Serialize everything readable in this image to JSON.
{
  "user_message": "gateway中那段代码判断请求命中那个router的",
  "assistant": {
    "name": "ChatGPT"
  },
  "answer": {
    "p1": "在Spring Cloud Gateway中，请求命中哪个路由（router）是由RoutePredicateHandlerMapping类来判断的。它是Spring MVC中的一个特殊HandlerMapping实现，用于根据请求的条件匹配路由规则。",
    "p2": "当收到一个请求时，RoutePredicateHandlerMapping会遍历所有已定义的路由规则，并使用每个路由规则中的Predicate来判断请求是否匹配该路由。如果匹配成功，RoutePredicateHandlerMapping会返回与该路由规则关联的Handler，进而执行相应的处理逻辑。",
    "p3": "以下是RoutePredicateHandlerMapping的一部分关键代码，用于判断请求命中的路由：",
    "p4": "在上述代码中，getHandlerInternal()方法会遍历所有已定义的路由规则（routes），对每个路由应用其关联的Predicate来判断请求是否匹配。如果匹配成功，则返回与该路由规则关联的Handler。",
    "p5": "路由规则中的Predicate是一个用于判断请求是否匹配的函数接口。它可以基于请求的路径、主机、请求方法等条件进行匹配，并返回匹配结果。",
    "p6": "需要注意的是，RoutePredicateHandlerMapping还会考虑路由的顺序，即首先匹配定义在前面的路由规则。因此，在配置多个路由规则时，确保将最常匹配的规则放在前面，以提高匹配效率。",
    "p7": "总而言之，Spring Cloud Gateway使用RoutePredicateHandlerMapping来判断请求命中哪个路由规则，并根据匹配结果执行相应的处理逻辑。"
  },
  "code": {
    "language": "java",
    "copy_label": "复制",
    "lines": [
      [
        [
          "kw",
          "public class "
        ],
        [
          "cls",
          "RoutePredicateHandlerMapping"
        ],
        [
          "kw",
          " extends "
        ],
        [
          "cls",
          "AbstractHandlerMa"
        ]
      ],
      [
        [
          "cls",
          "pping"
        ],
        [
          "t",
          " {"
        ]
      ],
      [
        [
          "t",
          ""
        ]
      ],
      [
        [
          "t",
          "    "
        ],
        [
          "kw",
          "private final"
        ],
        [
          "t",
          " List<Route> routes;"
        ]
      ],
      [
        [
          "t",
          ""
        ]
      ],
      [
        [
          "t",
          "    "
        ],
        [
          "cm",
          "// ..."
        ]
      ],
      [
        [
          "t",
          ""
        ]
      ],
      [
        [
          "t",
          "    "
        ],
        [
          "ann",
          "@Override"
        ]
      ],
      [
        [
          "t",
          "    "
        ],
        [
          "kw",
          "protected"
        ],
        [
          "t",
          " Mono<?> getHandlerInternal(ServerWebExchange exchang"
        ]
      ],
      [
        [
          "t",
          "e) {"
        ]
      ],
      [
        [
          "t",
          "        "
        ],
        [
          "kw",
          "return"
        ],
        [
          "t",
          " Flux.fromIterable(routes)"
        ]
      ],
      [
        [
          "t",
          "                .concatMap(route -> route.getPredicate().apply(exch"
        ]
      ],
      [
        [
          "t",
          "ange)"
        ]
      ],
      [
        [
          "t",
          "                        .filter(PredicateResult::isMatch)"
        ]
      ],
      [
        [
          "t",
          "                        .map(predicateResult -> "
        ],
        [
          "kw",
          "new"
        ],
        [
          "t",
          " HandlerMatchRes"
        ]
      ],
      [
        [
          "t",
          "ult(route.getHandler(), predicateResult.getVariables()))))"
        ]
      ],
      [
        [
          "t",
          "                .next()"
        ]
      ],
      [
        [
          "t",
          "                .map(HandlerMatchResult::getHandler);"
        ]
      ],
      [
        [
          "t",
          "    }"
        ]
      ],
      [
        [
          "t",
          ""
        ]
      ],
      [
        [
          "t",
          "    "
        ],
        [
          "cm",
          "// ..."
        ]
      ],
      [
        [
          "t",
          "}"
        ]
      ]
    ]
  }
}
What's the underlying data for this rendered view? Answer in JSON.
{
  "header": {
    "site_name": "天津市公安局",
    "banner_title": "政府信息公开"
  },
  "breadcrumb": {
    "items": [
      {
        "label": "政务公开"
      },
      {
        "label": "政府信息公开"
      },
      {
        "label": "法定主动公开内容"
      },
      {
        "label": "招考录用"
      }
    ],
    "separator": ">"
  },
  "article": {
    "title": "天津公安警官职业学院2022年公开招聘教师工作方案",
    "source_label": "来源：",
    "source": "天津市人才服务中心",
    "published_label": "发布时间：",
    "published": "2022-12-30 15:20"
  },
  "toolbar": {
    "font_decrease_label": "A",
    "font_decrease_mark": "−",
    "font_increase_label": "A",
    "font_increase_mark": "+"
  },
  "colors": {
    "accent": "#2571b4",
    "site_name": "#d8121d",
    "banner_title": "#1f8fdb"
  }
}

════════════════════

Show, from the listing above, each line that contains the word "JSON".

Task result:
Serialize everything readable in this image to JSON.
What's the underlying data for this rendered view? Answer in JSON.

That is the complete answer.